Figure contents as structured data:
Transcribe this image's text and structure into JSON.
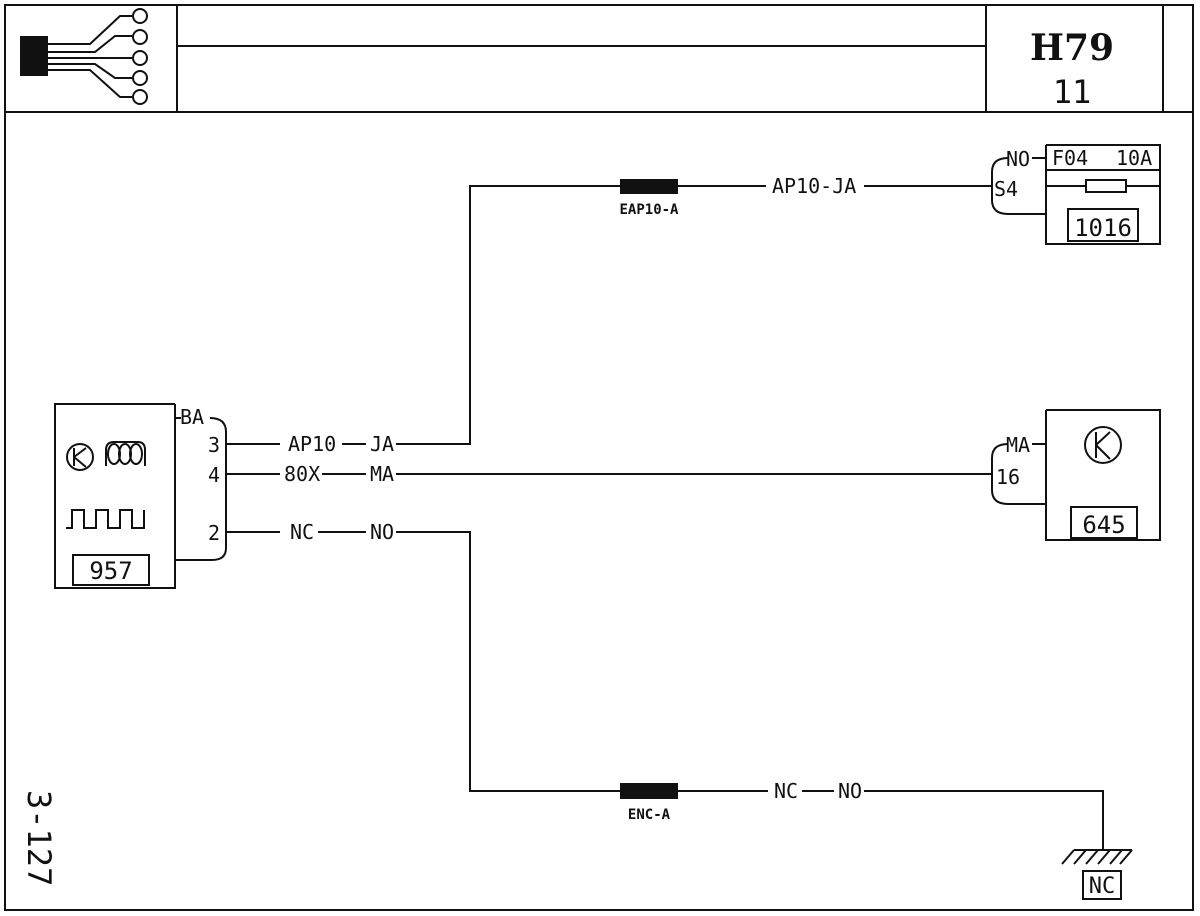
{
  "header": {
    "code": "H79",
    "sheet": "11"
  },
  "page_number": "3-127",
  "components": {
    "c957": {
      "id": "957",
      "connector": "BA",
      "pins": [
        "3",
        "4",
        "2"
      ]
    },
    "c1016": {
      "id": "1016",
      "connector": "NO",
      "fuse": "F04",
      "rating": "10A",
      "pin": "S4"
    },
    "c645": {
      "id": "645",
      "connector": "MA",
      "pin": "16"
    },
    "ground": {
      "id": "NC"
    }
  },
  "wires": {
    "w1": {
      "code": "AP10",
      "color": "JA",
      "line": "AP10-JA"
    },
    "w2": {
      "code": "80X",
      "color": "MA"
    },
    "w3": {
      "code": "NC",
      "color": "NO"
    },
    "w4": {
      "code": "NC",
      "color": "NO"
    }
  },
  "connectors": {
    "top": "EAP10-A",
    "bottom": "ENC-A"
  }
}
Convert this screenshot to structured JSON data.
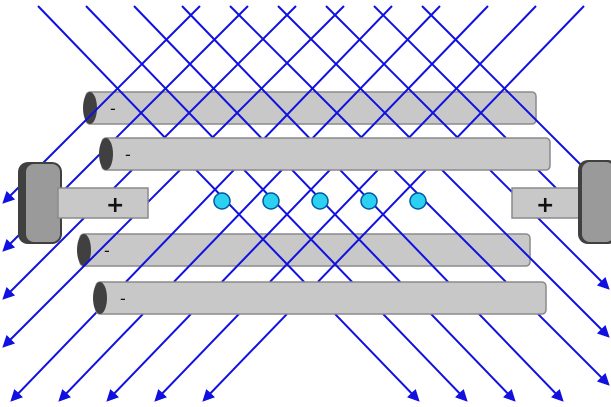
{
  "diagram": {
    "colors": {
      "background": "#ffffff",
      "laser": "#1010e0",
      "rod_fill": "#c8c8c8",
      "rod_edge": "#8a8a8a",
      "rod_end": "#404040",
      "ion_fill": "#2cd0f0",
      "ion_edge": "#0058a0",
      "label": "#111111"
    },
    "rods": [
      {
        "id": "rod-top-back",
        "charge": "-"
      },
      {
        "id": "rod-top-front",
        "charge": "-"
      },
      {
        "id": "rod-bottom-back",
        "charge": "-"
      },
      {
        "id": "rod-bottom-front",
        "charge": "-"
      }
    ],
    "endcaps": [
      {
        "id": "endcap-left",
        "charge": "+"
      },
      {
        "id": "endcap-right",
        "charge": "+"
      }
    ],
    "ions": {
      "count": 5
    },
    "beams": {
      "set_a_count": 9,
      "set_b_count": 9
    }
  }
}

- **Task directions**:
Lines containing the word "this" must all be returned from the material above.

- **Finished task**:
Transcribe this image's text and structure into JSON.
Convert this screenshot to structured JSON data.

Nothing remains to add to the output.